Document text:
While he was at Padua, Galileo was retained by the Grand Duchess Christina of Lorraine (1565-1637) to tutor her eldest son, Cosimo II de’ Medici. The granddaughter of Catherine de’ Medici, Christina re-cemented her ties to the family in 1589, when she married Ferdinando I de’ Medici of Florence. When Christina’s husband died in 1609, Cosimo succeeded him as Grand Duke of Tuscany, and Christina stayed on at the court. 

Following the great discoveries he made with the newly invented telescope, published early in 1610 in Sidereus nuncius, Galileo became famous and in June 1610 he returned from Padua to his native Tuscany as Chief Mathematician and ‘Mathematician and Philosopher’ to the Grand Duke, Cosimo II. Galileo gave Cosimo the telescope with which he discovered the four moons of Jupiter in 1610, naming them the “Medicean stars” in his honor. After Galileo joined the Medici court, he became better acquainted with the Duchess (who was actually a year younger than Galileo), and on several occasions she asked Galileo how the Copernican idea of a moving earth could be compatible with those passages of Scripture that discuss a fixed earth and a moving sun.

“What precipitated the letter was actually a conversation at a dinner party given by … Christina of Lorraine. She had voiced concern about the new Copernican system in view of the prevailing interpretations of the Scriptures, especially those texts that spoke of the earth as stationary. Father Benedetto Castelli, a Benedictine monk and a friend of Galileo, tried to allay her doubts and to counter the objections of Cosimo Boscaglia, a Pisan professor, who was also present. Castelli had succeeded Galileo in the chair of mathematics at the University of Pisa and was aware of the growing opposition to Galileo’s views on astronomy and physics from Boscaglia and others, such as the Florentine philosopher Ludovico delle Colombe. Their antipathy had been growing since the publication of Galileo’s Sidereus nuncius in 1610, describing his discoveries with the telescope and the inferences he drew from them. His critics thought he claimed too much in view of the Scriptures and the province of natural philosophy. Castelli reported by letter on the argument, outlining his own answers, which he felt effectively refuted the contentions of Professor Boscaglia.

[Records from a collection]
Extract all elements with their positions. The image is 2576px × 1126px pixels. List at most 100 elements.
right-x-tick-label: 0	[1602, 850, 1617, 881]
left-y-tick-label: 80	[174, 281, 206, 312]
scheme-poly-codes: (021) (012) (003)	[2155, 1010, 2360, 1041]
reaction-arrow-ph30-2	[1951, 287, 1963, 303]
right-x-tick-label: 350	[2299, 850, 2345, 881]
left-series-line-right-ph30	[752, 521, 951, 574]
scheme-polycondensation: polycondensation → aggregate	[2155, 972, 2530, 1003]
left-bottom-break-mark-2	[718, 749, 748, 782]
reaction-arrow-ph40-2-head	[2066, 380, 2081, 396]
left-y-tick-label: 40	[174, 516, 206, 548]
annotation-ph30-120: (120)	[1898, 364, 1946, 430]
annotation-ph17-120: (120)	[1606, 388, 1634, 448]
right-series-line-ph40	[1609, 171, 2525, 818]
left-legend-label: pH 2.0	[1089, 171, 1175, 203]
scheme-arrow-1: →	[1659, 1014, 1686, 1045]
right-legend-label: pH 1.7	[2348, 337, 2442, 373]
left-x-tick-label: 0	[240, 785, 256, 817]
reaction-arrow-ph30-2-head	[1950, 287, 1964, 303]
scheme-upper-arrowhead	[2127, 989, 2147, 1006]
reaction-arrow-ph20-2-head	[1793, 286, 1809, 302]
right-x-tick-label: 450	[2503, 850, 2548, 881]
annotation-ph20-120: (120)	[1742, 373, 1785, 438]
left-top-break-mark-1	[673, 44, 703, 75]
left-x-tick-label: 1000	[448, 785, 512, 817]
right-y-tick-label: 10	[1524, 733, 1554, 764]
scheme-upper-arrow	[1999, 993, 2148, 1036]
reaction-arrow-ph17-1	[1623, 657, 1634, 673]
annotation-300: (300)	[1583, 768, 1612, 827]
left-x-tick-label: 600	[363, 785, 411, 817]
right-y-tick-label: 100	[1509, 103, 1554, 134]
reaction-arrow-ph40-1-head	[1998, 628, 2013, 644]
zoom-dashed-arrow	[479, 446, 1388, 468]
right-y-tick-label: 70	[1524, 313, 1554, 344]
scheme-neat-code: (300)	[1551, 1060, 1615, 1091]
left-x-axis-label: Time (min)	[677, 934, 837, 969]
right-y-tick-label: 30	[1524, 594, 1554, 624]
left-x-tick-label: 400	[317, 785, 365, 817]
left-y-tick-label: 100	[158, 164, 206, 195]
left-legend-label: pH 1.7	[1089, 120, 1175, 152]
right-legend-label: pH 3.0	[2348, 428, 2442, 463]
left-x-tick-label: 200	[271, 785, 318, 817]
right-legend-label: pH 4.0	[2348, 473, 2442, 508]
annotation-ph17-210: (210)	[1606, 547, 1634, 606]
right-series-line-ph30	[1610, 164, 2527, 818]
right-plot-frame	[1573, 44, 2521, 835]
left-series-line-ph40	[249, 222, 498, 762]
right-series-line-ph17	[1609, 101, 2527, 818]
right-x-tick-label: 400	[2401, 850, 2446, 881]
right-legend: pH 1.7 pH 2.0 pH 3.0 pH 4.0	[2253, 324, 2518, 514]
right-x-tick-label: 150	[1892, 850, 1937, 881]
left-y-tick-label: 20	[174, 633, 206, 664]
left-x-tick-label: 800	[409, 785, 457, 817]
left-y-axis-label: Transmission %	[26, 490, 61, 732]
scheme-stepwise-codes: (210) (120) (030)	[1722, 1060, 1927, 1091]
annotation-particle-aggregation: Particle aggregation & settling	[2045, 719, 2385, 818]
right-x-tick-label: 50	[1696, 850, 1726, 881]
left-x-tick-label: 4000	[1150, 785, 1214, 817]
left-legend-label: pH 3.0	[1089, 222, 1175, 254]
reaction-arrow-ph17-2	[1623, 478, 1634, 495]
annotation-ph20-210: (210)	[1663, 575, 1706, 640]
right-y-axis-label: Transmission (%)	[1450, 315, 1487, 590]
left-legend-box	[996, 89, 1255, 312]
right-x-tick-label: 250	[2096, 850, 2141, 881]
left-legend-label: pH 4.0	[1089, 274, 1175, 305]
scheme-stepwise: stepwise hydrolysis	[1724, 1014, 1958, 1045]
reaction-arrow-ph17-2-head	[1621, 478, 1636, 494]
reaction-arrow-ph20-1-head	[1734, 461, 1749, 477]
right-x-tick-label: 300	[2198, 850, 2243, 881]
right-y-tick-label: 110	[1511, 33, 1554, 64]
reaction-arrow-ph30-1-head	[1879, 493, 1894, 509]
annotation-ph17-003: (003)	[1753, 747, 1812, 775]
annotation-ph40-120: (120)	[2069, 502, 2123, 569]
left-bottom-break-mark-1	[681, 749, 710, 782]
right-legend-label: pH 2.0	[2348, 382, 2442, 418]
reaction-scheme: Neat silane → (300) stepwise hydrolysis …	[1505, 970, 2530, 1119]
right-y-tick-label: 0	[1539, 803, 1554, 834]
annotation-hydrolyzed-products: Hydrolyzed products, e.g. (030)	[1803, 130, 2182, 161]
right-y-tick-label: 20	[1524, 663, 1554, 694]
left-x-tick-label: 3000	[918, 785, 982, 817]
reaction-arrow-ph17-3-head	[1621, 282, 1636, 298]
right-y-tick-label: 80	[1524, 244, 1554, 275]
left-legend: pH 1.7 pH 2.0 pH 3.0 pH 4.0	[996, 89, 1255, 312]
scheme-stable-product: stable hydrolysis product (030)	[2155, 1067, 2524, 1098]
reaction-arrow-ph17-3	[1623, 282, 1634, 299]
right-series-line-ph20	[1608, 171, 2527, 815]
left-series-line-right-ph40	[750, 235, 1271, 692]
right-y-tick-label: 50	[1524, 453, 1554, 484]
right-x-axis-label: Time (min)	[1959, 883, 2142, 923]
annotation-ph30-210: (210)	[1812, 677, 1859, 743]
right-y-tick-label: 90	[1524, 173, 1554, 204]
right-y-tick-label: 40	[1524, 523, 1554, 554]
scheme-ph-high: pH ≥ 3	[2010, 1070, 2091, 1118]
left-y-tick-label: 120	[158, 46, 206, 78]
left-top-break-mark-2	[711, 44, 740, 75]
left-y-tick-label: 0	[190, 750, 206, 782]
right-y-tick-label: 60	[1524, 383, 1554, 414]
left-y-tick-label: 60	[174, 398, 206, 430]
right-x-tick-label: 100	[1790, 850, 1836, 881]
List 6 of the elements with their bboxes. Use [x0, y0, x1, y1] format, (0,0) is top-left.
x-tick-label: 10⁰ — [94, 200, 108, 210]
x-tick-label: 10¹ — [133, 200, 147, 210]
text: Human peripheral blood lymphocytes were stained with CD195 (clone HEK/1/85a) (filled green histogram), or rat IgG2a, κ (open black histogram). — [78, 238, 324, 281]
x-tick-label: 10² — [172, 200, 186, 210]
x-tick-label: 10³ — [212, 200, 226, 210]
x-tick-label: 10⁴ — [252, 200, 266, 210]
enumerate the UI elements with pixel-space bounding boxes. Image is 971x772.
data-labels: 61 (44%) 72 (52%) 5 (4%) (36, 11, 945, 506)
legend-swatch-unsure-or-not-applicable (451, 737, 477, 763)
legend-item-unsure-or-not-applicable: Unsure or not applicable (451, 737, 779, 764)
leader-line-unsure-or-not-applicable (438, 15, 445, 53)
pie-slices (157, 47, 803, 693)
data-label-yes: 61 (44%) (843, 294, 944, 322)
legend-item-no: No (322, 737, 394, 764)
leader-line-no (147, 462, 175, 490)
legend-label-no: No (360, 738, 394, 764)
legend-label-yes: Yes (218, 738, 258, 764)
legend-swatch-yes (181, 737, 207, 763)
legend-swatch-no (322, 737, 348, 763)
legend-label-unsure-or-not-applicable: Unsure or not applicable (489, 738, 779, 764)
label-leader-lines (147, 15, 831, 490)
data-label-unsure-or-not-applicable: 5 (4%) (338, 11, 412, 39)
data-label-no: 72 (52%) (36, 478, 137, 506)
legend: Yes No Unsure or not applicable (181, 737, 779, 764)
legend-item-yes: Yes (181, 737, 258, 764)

Problem A: In the passage on Galileo and Christina of Lorraine, who succeeded Galileo in the chair of mathematics at the University of Pisa?
Problem B: Copy out everything in the passage on Galileo and Christina of Lorraine from "While he was" down to "at the court.".

Response box A: Father Benedetto Castelli succeeded him.

Response box B:
While he was at Padua, Galileo was retained by the Grand Duchess Christina of Lorraine (1565-1637) to tutor her eldest son, Cosimo II de’ Medici. The granddaughter of Catherine de’ Medici, Christina re-cemented her ties to the family in 1589, when she married Ferdinando I de’ Medici of Florence. When Christina’s husband died in 1609, Cosimo succeeded him as Grand Duke of Tuscany, and Christina stayed on at the court.